Objective:
Check every line below for the word "this" and show those that hold it.

[A run of records]
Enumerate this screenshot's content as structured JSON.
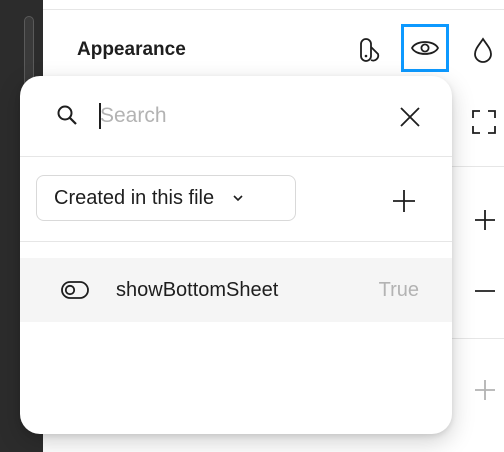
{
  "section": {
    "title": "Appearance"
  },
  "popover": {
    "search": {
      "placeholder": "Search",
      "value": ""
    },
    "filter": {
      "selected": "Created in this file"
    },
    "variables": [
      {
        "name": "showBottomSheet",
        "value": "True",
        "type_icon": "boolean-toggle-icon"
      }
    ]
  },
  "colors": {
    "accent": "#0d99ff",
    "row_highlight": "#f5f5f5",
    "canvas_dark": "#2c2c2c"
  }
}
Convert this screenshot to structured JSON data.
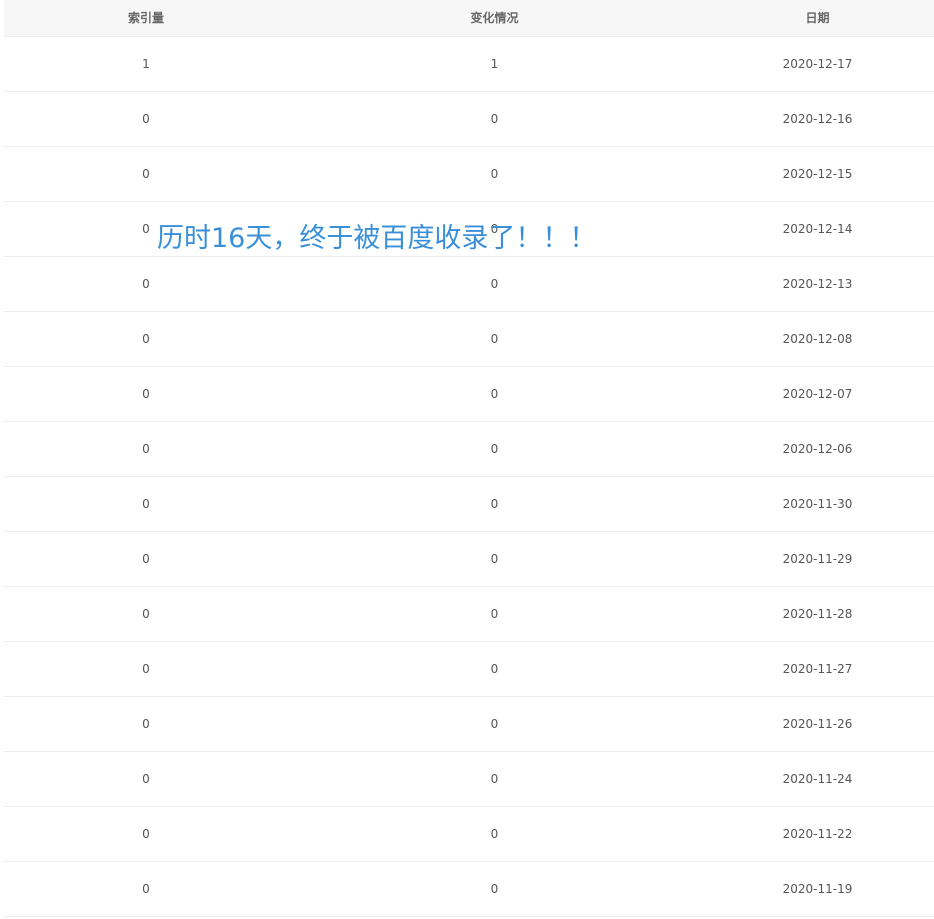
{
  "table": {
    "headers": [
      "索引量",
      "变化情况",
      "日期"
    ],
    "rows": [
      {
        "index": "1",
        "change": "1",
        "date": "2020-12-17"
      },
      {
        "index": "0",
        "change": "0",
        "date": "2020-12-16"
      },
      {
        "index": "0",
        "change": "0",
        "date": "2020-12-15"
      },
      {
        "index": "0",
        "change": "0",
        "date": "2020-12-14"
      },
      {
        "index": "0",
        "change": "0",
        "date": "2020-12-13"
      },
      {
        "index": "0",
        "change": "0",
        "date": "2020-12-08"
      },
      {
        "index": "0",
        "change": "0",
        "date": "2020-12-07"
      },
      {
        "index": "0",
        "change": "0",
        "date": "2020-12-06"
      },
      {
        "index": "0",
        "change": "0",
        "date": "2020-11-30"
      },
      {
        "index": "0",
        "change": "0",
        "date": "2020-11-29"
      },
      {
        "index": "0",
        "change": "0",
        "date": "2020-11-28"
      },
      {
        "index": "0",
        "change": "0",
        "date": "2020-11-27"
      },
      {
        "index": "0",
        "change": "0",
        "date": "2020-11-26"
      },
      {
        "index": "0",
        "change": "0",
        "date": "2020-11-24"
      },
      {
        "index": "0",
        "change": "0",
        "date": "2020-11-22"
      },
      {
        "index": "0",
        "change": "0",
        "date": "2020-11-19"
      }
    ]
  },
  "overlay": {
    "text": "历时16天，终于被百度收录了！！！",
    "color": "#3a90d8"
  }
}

Output:
Enumerate this screenshot's content as structured JSON.
      "selected": "Created in this file"
Convert this screenshot to structured JSON data.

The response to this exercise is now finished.